» Given problem:
Using the records that follow, copy every line containing the word "Résultats".

» Records for this exercise:
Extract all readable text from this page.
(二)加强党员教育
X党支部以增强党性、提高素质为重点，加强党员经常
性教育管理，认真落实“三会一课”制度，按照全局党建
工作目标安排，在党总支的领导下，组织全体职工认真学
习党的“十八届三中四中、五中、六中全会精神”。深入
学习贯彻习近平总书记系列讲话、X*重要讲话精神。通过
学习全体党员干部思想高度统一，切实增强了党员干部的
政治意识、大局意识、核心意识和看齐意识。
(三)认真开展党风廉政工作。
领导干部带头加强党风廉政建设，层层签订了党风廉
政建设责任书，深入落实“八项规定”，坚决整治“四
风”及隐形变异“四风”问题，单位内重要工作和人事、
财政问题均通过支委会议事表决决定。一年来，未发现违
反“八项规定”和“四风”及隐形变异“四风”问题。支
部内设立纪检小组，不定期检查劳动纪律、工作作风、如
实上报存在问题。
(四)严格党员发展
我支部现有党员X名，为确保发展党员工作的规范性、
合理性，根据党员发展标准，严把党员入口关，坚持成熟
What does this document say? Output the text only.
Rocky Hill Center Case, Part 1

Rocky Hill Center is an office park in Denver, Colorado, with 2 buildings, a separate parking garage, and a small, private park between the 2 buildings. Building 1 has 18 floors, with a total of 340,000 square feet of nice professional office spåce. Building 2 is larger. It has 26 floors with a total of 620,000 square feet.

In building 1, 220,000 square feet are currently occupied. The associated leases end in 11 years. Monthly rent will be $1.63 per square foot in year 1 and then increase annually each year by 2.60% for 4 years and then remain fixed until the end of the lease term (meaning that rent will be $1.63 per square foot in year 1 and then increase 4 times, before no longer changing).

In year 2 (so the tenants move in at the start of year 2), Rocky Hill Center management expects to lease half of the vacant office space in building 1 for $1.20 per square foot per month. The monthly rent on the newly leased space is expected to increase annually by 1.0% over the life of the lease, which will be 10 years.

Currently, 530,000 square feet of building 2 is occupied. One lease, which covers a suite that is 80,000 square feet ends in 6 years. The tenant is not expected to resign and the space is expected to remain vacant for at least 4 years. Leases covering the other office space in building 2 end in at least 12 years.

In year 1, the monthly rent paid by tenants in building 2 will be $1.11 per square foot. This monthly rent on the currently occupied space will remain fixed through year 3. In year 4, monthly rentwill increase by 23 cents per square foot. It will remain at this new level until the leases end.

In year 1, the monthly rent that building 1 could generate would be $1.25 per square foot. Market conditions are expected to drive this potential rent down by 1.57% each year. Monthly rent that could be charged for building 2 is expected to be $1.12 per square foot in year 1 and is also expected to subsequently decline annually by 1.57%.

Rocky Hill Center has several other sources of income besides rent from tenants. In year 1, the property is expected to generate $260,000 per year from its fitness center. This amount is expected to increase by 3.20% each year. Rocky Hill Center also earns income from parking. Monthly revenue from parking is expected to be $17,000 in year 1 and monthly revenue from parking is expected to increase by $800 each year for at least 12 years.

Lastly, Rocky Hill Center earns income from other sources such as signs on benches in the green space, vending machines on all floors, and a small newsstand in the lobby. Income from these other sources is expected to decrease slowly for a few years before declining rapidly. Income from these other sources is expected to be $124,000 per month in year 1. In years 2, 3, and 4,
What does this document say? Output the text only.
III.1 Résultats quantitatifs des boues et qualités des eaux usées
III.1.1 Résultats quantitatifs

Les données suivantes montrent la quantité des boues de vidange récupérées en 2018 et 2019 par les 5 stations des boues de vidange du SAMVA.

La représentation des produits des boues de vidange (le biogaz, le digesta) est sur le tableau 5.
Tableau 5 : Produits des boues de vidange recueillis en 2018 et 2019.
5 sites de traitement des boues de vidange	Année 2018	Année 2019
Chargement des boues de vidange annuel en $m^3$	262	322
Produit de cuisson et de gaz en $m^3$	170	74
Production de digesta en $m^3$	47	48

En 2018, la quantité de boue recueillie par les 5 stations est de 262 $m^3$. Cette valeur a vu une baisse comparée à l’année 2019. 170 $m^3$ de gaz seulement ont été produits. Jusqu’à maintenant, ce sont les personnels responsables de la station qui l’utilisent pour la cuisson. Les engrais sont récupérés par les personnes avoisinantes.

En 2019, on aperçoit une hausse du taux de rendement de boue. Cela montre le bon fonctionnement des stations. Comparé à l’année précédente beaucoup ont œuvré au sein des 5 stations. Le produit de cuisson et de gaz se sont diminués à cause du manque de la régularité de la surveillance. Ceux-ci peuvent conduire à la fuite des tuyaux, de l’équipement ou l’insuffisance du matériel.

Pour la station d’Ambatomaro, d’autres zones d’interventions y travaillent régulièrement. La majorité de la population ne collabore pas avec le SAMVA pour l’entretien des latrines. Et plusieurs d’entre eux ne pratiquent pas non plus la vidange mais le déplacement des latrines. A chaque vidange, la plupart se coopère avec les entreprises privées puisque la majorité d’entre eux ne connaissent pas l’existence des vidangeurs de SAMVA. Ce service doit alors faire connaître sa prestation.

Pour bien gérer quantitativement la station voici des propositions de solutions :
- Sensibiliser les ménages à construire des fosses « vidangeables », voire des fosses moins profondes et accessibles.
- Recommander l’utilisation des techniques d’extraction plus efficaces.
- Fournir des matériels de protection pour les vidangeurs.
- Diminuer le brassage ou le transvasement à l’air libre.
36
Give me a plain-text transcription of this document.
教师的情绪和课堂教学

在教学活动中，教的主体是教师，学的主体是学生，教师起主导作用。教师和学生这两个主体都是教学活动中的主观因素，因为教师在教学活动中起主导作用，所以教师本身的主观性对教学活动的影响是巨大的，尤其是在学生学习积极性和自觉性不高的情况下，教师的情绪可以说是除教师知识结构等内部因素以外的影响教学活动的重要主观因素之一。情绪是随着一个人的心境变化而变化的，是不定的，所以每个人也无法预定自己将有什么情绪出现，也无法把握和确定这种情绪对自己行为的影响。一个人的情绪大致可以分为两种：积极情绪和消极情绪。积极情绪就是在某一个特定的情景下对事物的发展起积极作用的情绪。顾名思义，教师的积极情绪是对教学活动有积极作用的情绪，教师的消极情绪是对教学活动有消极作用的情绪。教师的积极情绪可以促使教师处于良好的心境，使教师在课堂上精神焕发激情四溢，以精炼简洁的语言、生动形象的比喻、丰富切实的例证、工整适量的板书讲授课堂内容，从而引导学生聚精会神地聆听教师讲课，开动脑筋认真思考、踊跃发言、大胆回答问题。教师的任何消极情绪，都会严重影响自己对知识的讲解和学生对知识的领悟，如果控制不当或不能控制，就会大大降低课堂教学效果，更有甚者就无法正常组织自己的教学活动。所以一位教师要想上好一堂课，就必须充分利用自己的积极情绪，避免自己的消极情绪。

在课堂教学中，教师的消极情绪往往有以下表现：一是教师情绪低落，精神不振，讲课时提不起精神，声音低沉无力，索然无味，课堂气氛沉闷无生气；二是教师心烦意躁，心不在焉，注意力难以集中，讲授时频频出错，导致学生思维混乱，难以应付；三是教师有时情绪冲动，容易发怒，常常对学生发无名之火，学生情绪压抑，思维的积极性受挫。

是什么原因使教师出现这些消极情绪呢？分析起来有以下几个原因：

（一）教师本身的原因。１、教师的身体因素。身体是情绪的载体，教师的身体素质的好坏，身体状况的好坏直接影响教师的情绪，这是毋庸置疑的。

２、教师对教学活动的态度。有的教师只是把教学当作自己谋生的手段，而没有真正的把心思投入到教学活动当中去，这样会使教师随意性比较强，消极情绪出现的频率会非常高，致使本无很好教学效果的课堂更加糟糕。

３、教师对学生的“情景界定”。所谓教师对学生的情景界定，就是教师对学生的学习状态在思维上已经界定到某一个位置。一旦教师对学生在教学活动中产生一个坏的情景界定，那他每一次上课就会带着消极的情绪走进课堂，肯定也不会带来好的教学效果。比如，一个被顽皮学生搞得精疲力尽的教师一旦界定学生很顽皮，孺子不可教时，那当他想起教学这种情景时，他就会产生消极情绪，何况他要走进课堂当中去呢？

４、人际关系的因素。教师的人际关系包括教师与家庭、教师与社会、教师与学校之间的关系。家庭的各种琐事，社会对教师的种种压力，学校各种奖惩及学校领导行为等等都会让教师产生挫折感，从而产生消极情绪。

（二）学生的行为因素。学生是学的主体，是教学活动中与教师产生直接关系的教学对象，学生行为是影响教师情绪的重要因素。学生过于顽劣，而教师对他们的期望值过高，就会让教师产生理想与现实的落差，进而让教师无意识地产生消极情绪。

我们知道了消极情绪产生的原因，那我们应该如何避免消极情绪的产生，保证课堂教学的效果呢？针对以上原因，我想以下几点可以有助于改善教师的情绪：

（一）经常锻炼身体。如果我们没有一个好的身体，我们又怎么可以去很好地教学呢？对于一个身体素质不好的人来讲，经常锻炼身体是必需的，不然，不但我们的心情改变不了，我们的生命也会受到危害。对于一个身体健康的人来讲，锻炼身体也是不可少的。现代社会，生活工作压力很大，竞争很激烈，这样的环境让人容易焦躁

» Answer to this problem:
III.1 Résultats quantitatifs des boues et qualités des eaux usées
III.1.1 Résultats quantitatifs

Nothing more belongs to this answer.